======== Task inputs ========
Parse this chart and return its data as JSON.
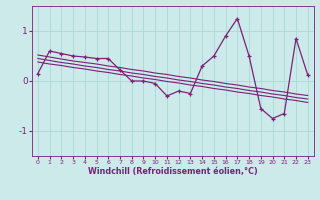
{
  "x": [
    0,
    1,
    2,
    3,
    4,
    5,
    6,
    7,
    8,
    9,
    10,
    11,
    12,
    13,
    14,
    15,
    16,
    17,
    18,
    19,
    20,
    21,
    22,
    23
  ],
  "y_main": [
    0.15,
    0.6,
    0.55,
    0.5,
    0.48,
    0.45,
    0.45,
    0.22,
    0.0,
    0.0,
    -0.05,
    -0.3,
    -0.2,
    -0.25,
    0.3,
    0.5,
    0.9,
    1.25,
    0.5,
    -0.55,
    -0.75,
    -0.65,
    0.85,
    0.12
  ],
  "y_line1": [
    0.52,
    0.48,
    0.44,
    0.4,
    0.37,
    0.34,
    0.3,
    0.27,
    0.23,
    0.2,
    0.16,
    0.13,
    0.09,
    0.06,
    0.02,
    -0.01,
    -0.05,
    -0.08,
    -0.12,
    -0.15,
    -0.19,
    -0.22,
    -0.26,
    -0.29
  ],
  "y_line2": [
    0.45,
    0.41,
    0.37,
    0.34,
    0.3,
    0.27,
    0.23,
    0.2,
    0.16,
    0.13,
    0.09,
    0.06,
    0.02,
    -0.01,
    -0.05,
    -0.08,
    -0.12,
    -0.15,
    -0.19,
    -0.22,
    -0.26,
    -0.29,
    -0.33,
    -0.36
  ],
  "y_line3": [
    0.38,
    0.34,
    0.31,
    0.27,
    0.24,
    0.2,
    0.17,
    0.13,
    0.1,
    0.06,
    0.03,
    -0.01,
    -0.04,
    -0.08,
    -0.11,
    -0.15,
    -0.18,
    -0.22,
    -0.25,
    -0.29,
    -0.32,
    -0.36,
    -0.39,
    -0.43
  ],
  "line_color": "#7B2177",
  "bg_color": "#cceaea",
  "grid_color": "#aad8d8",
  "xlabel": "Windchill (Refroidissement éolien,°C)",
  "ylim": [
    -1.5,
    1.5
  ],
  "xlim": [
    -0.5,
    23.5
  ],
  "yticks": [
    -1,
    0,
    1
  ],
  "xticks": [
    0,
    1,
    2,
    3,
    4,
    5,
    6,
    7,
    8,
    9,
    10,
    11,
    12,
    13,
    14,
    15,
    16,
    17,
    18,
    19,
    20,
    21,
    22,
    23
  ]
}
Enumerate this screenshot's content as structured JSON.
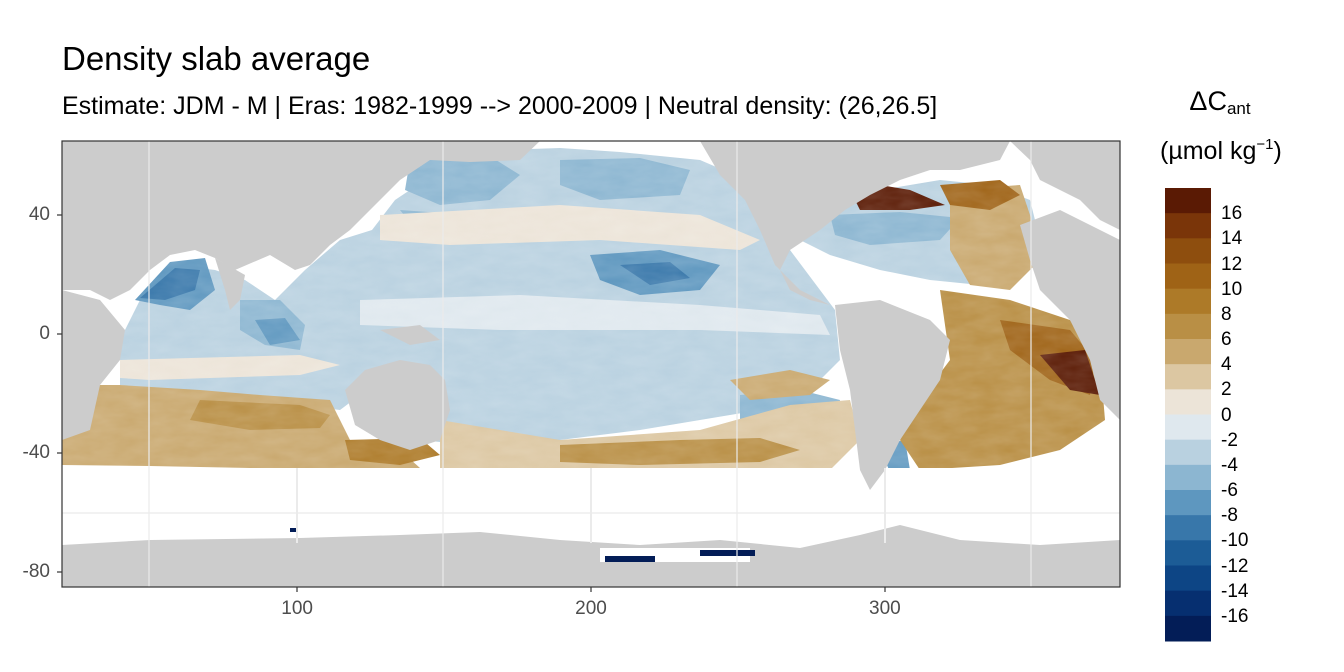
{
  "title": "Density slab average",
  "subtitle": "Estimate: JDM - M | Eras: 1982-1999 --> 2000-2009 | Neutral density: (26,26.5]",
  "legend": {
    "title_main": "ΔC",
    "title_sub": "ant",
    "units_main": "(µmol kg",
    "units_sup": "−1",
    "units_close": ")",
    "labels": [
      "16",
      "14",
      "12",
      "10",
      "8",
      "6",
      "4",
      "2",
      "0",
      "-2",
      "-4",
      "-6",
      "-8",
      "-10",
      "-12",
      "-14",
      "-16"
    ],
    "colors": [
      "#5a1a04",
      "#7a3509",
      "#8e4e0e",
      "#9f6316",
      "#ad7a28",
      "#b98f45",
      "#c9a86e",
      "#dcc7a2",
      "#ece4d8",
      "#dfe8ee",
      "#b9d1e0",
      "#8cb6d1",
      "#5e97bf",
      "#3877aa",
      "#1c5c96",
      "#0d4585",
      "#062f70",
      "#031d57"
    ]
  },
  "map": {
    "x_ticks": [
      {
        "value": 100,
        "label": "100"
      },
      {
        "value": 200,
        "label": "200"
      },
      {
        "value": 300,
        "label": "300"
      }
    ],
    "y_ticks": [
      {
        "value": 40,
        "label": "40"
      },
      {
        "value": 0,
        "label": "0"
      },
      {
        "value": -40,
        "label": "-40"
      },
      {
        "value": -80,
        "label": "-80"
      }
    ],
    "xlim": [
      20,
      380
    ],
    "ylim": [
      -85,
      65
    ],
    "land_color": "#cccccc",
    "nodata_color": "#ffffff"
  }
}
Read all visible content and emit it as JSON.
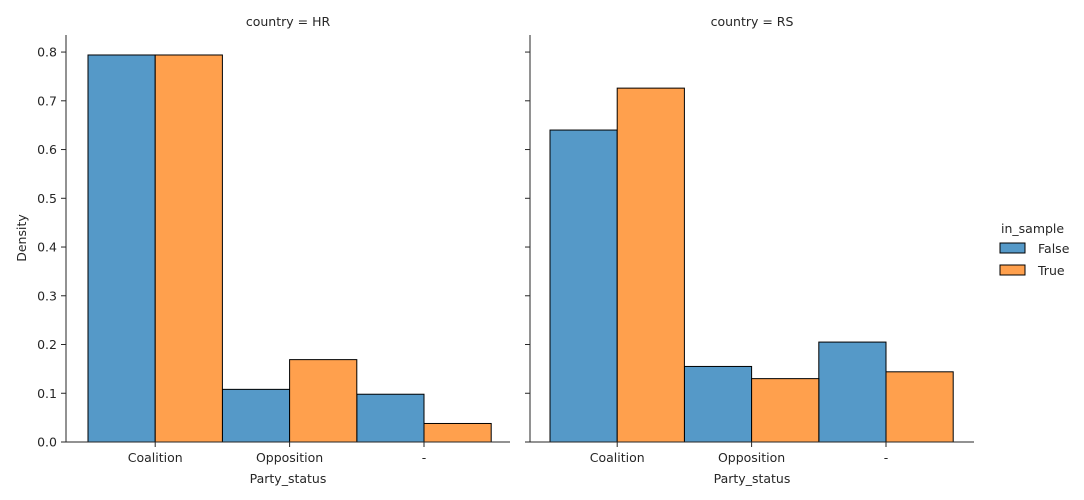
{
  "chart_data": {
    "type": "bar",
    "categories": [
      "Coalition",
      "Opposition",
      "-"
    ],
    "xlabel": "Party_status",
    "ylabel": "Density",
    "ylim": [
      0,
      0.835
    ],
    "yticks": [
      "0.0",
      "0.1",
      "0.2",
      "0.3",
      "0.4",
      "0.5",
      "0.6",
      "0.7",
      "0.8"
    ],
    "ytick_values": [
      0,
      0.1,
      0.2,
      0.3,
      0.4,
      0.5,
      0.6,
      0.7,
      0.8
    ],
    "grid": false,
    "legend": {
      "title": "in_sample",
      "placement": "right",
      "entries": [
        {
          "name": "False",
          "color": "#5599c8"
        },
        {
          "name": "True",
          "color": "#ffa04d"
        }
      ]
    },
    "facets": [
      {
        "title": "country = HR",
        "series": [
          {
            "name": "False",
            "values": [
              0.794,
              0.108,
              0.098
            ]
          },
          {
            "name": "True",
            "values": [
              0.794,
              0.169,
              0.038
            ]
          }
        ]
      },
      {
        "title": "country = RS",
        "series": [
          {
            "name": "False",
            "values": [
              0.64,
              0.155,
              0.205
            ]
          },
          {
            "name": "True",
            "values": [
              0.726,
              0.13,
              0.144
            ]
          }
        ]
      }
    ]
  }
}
========
Exercise instructions ▸ Generate a word-for-word copy of the preceding records, excluding all pictures.

Exercise solution ▸
Parse this chart and return its data as JSON.
{
  "x": [
    0,
    1,
    2,
    3,
    4,
    5,
    6,
    7,
    8,
    9,
    10,
    11,
    12,
    13,
    14,
    15,
    16,
    17,
    18,
    19,
    20,
    21,
    22,
    23
  ],
  "y_main": [
    0.15,
    0.6,
    0.55,
    0.5,
    0.48,
    0.45,
    0.45,
    0.22,
    0.0,
    0.0,
    -0.05,
    -0.3,
    -0.2,
    -0.25,
    0.3,
    0.5,
    0.9,
    1.25,
    0.5,
    -0.55,
    -0.75,
    -0.65,
    0.85,
    0.12
  ],
  "y_line1": [
    0.52,
    0.48,
    0.44,
    0.4,
    0.37,
    0.34,
    0.3,
    0.27,
    0.23,
    0.2,
    0.16,
    0.13,
    0.09,
    0.06,
    0.02,
    -0.01,
    -0.05,
    -0.08,
    -0.12,
    -0.15,
    -0.19,
    -0.22,
    -0.26,
    -0.29
  ],
  "y_line2": [
    0.45,
    0.41,
    0.37,
    0.34,
    0.3,
    0.27,
    0.23,
    0.2,
    0.16,
    0.13,
    0.09,
    0.06,
    0.02,
    -0.01,
    -0.05,
    -0.08,
    -0.12,
    -0.15,
    -0.19,
    -0.22,
    -0.26,
    -0.29,
    -0.33,
    -0.36
  ],
  "y_line3": [
    0.38,
    0.34,
    0.31,
    0.27,
    0.24,
    0.2,
    0.17,
    0.13,
    0.1,
    0.06,
    0.03,
    -0.01,
    -0.04,
    -0.08,
    -0.11,
    -0.15,
    -0.18,
    -0.22,
    -0.25,
    -0.29,
    -0.32,
    -0.36,
    -0.39,
    -0.43
  ],
  "line_color": "#7B2177",
  "bg_color": "#cceaea",
  "grid_color": "#aad8d8",
  "xlabel": "Windchill (Refroidissement éolien,°C)",
  "ylim": [
    -1.5,
    1.5
  ],
  "xlim": [
    -0.5,
    23.5
  ],
  "yticks": [
    -1,
    0,
    1
  ],
  "xticks": [
    0,
    1,
    2,
    3,
    4,
    5,
    6,
    7,
    8,
    9,
    10,
    11,
    12,
    13,
    14,
    15,
    16,
    17,
    18,
    19,
    20,
    21,
    22,
    23
  ]
}
Enumerate this screenshot's content as structured JSON.
{
  "title": "Density slab average",
  "subtitle": "Estimate: JDM - M | Eras: 1982-1999 --> 2000-2009 | Neutral density: (26,26.5]",
  "legend": {
    "title_main": "ΔC",
    "title_sub": "ant",
    "units_main": "(µmol kg",
    "units_sup": "−1",
    "units_close": ")",
    "labels": [
      "16",
      "14",
      "12",
      "10",
      "8",
      "6",
      "4",
      "2",
      "0",
      "-2",
      "-4",
      "-6",
      "-8",
      "-10",
      "-12",
      "-14",
      "-16"
    ],
    "colors": [
      "#5a1a04",
      "#7a3509",
      "#8e4e0e",
      "#9f6316",
      "#ad7a28",
      "#b98f45",
      "#c9a86e",
      "#dcc7a2",
      "#ece4d8",
      "#dfe8ee",
      "#b9d1e0",
      "#8cb6d1",
      "#5e97bf",
      "#3877aa",
      "#1c5c96",
      "#0d4585",
      "#062f70",
      "#031d57"
    ]
  },
  "map": {
    "x_ticks": [
      {
        "value": 100,
        "label": "100"
      },
      {
        "value": 200,
        "label": "200"
      },
      {
        "value": 300,
        "label": "300"
      }
    ],
    "y_ticks": [
      {
        "value": 40,
        "label": "40"
      },
      {
        "value": 0,
        "label": "0"
      },
      {
        "value": -40,
        "label": "-40"
      },
      {
        "value": -80,
        "label": "-80"
      }
    ],
    "xlim": [
      20,
      380
    ],
    "ylim": [
      -85,
      65
    ],
    "land_color": "#cccccc",
    "nodata_color": "#ffffff"
  }
}
Read all visible content and emit it as JSON.
{
  "chart_data": {
    "type": "bar",
    "categories": [
      "Coalition",
      "Opposition",
      "-"
    ],
    "xlabel": "Party_status",
    "ylabel": "Density",
    "ylim": [
      0,
      0.835
    ],
    "yticks": [
      "0.0",
      "0.1",
      "0.2",
      "0.3",
      "0.4",
      "0.5",
      "0.6",
      "0.7",
      "0.8"
    ],
    "ytick_values": [
      0,
      0.1,
      0.2,
      0.3,
      0.4,
      0.5,
      0.6,
      0.7,
      0.8
    ],
    "grid": false,
    "legend": {
      "title": "in_sample",
      "placement": "right",
      "entries": [
        {
          "name": "False",
          "color": "#5599c8"
        },
        {
          "name": "True",
          "color": "#ffa04d"
        }
      ]
    },
    "facets": [
      {
        "title": "country = HR",
        "series": [
          {
            "name": "False",
            "values": [
              0.794,
              0.108,
              0.098
            ]
          },
          {
            "name": "True",
            "values": [
              0.794,
              0.169,
              0.038
            ]
          }
        ]
      },
      {
        "title": "country = RS",
        "series": [
          {
            "name": "False",
            "values": [
              0.64,
              0.155,
              0.205
            ]
          },
          {
            "name": "True",
            "values": [
              0.726,
              0.13,
              0.144
            ]
          }
        ]
      }
    ]
  }
}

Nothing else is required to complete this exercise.